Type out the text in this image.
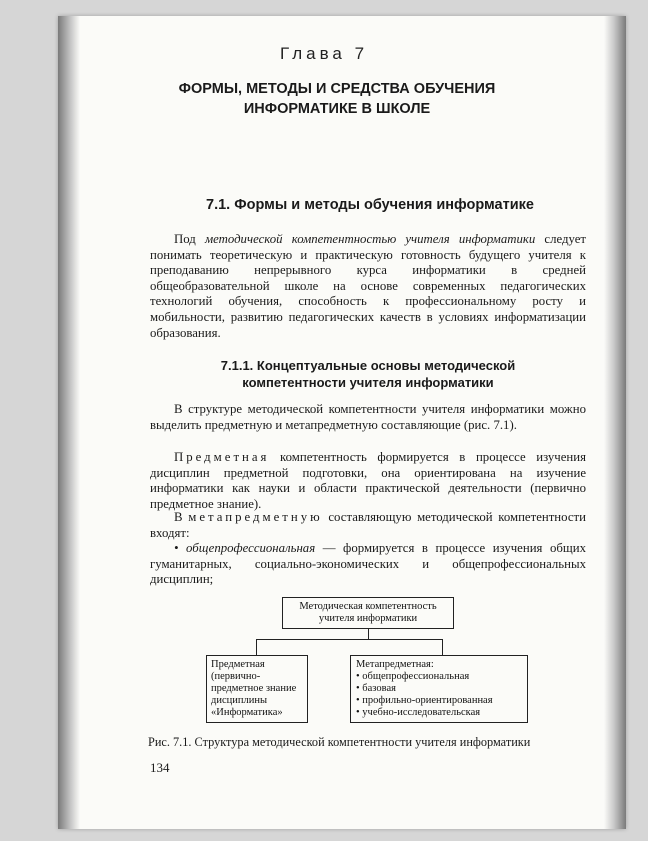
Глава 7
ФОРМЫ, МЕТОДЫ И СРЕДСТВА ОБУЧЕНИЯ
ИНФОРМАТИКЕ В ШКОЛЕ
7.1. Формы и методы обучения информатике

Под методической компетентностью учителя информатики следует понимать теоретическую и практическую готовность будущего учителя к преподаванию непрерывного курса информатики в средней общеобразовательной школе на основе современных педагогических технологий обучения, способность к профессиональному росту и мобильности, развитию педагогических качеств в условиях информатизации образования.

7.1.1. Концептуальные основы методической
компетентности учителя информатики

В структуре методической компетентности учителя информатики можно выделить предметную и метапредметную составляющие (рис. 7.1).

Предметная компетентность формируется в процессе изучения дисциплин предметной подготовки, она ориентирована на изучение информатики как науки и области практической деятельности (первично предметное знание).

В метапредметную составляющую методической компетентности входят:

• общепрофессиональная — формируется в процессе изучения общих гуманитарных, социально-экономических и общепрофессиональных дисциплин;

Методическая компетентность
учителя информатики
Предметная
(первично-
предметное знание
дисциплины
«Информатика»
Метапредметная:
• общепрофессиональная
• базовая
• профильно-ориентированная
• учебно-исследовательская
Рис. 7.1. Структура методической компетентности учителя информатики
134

──────

== Work to complete ==
Restate the entire listing word for word, excluding pictures.

== Problem solution ==
Type out the text in this image.
Глава 7
ФОРМЫ, МЕТОДЫ И СРЕДСТВА ОБУЧЕНИЯ
ИНФОРМАТИКЕ В ШКОЛЕ
7.1. Формы и методы обучения информатике

Под методической компетентностью учителя информатики следует понимать теоретическую и практическую готовность будущего учителя к преподаванию непрерывного курса информатики в средней общеобразовательной школе на основе современных педагогических технологий обучения, способность к профессиональному росту и мобильности, развитию педагогических качеств в условиях информатизации образования.

7.1.1. Концептуальные основы методической
компетентности учителя информатики

В структуре методической компетентности учителя информатики можно выделить предметную и метапредметную составляющие (рис. 7.1).

Предметная компетентность формируется в процессе изучения дисциплин предметной подготовки, она ориентирована на изучение информатики как науки и области практической деятельности (первично предметное знание).

В метапредметную составляющую методической компетентности входят:

• общепрофессиональная — формируется в процессе изучения общих гуманитарных, социально-экономических и общепрофессиональных дисциплин;

Методическая компетентность
учителя информатики
Предметная
(первично-
предметное знание
дисциплины
«Информатика»
Метапредметная:
• общепрофессиональная
• базовая
• профильно-ориентированная
• учебно-исследовательская
Рис. 7.1. Структура методической компетентности учителя информатики
134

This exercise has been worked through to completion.